### Task:
Print every entry exactly as written.

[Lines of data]
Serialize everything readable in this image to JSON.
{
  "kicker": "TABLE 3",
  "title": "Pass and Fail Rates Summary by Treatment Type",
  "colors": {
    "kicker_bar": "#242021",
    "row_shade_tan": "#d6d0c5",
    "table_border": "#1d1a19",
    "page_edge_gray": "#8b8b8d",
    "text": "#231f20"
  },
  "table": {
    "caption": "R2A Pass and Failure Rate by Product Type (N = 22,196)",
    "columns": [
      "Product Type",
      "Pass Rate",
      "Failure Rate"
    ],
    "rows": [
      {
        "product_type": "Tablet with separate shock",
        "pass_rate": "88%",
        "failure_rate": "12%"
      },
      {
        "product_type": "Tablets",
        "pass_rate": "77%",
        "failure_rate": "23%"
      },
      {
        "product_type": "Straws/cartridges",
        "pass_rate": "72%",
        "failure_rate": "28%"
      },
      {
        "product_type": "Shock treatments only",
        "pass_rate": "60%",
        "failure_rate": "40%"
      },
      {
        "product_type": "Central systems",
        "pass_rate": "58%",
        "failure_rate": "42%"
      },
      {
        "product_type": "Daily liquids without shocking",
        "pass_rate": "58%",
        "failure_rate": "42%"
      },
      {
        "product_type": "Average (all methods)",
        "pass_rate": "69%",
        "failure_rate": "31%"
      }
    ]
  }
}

### Full solution:
Serialize everything readable in this image to JSON.
{
  "kicker": "TABLE 3",
  "title": "Pass and Fail Rates Summary by Treatment Type",
  "colors": {
    "kicker_bar": "#242021",
    "row_shade_tan": "#d6d0c5",
    "table_border": "#1d1a19",
    "page_edge_gray": "#8b8b8d",
    "text": "#231f20"
  },
  "table": {
    "caption": "R2A Pass and Failure Rate by Product Type (N = 22,196)",
    "columns": [
      "Product Type",
      "Pass Rate",
      "Failure Rate"
    ],
    "rows": [
      {
        "product_type": "Tablet with separate shock",
        "pass_rate": "88%",
        "failure_rate": "12%"
      },
      {
        "product_type": "Tablets",
        "pass_rate": "77%",
        "failure_rate": "23%"
      },
      {
        "product_type": "Straws/cartridges",
        "pass_rate": "72%",
        "failure_rate": "28%"
      },
      {
        "product_type": "Shock treatments only",
        "pass_rate": "60%",
        "failure_rate": "40%"
      },
      {
        "product_type": "Central systems",
        "pass_rate": "58%",
        "failure_rate": "42%"
      },
      {
        "product_type": "Daily liquids without shocking",
        "pass_rate": "58%",
        "failure_rate": "42%"
      },
      {
        "product_type": "Average (all methods)",
        "pass_rate": "69%",
        "failure_rate": "31%"
      }
    ]
  }
}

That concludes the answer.